> _Work to be completed_: Transcribe the records that follow exactly. Skip the pictures.

> _Supplied entries_:
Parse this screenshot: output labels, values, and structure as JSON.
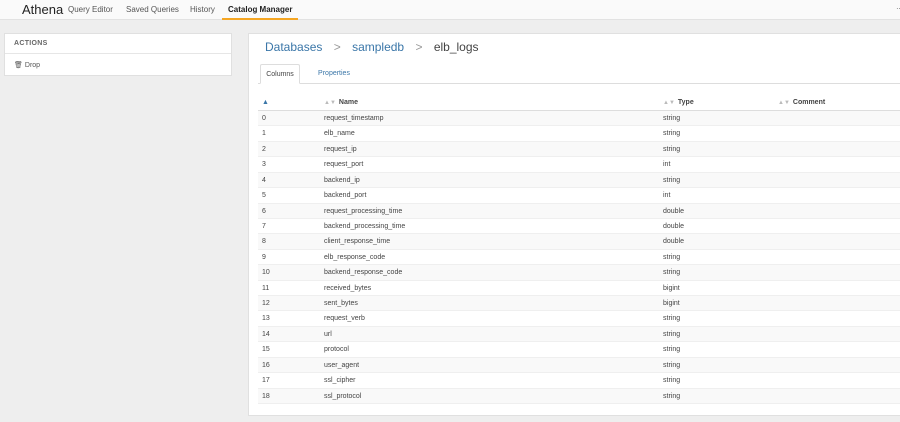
{
  "nav": {
    "brand": "Athena",
    "items": [
      {
        "label": "Query Editor"
      },
      {
        "label": "Saved Queries"
      },
      {
        "label": "History"
      },
      {
        "label": "Catalog Manager"
      }
    ],
    "overflow": "…"
  },
  "actions": {
    "title": "ACTIONS",
    "drop_label": "Drop"
  },
  "breadcrumb": {
    "databases": "Databases",
    "sep": ">",
    "database": "sampledb",
    "table": "elb_logs"
  },
  "tabs": {
    "columns": "Columns",
    "properties": "Properties"
  },
  "table": {
    "headers": {
      "name": "Name",
      "type": "Type",
      "comment": "Comment"
    },
    "rows": [
      {
        "idx": "0",
        "name": "request_timestamp",
        "type": "string"
      },
      {
        "idx": "1",
        "name": "elb_name",
        "type": "string"
      },
      {
        "idx": "2",
        "name": "request_ip",
        "type": "string"
      },
      {
        "idx": "3",
        "name": "request_port",
        "type": "int"
      },
      {
        "idx": "4",
        "name": "backend_ip",
        "type": "string"
      },
      {
        "idx": "5",
        "name": "backend_port",
        "type": "int"
      },
      {
        "idx": "6",
        "name": "request_processing_time",
        "type": "double"
      },
      {
        "idx": "7",
        "name": "backend_processing_time",
        "type": "double"
      },
      {
        "idx": "8",
        "name": "client_response_time",
        "type": "double"
      },
      {
        "idx": "9",
        "name": "elb_response_code",
        "type": "string"
      },
      {
        "idx": "10",
        "name": "backend_response_code",
        "type": "string"
      },
      {
        "idx": "11",
        "name": "received_bytes",
        "type": "bigint"
      },
      {
        "idx": "12",
        "name": "sent_bytes",
        "type": "bigint"
      },
      {
        "idx": "13",
        "name": "request_verb",
        "type": "string"
      },
      {
        "idx": "14",
        "name": "url",
        "type": "string"
      },
      {
        "idx": "15",
        "name": "protocol",
        "type": "string"
      },
      {
        "idx": "16",
        "name": "user_agent",
        "type": "string"
      },
      {
        "idx": "17",
        "name": "ssl_cipher",
        "type": "string"
      },
      {
        "idx": "18",
        "name": "ssl_protocol",
        "type": "string"
      }
    ]
  },
  "colors": {
    "accent": "#f5a623",
    "link": "#3a76a8"
  },
  "icons": {
    "drop": "trash-icon",
    "sort": "sort-icon",
    "sort_active": "sort-up-icon"
  }
}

> _Exercise output_:
Parse this screenshot: output labels, values, and structure as JSON.
{
  "nav": {
    "brand": "Athena",
    "items": [
      {
        "label": "Query Editor"
      },
      {
        "label": "Saved Queries"
      },
      {
        "label": "History"
      },
      {
        "label": "Catalog Manager"
      }
    ],
    "overflow": "…"
  },
  "actions": {
    "title": "ACTIONS",
    "drop_label": "Drop"
  },
  "breadcrumb": {
    "databases": "Databases",
    "sep": ">",
    "database": "sampledb",
    "table": "elb_logs"
  },
  "tabs": {
    "columns": "Columns",
    "properties": "Properties"
  },
  "table": {
    "headers": {
      "name": "Name",
      "type": "Type",
      "comment": "Comment"
    },
    "rows": [
      {
        "idx": "0",
        "name": "request_timestamp",
        "type": "string"
      },
      {
        "idx": "1",
        "name": "elb_name",
        "type": "string"
      },
      {
        "idx": "2",
        "name": "request_ip",
        "type": "string"
      },
      {
        "idx": "3",
        "name": "request_port",
        "type": "int"
      },
      {
        "idx": "4",
        "name": "backend_ip",
        "type": "string"
      },
      {
        "idx": "5",
        "name": "backend_port",
        "type": "int"
      },
      {
        "idx": "6",
        "name": "request_processing_time",
        "type": "double"
      },
      {
        "idx": "7",
        "name": "backend_processing_time",
        "type": "double"
      },
      {
        "idx": "8",
        "name": "client_response_time",
        "type": "double"
      },
      {
        "idx": "9",
        "name": "elb_response_code",
        "type": "string"
      },
      {
        "idx": "10",
        "name": "backend_response_code",
        "type": "string"
      },
      {
        "idx": "11",
        "name": "received_bytes",
        "type": "bigint"
      },
      {
        "idx": "12",
        "name": "sent_bytes",
        "type": "bigint"
      },
      {
        "idx": "13",
        "name": "request_verb",
        "type": "string"
      },
      {
        "idx": "14",
        "name": "url",
        "type": "string"
      },
      {
        "idx": "15",
        "name": "protocol",
        "type": "string"
      },
      {
        "idx": "16",
        "name": "user_agent",
        "type": "string"
      },
      {
        "idx": "17",
        "name": "ssl_cipher",
        "type": "string"
      },
      {
        "idx": "18",
        "name": "ssl_protocol",
        "type": "string"
      }
    ]
  },
  "colors": {
    "accent": "#f5a623",
    "link": "#3a76a8"
  },
  "icons": {
    "drop": "trash-icon",
    "sort": "sort-icon",
    "sort_active": "sort-up-icon"
  }
}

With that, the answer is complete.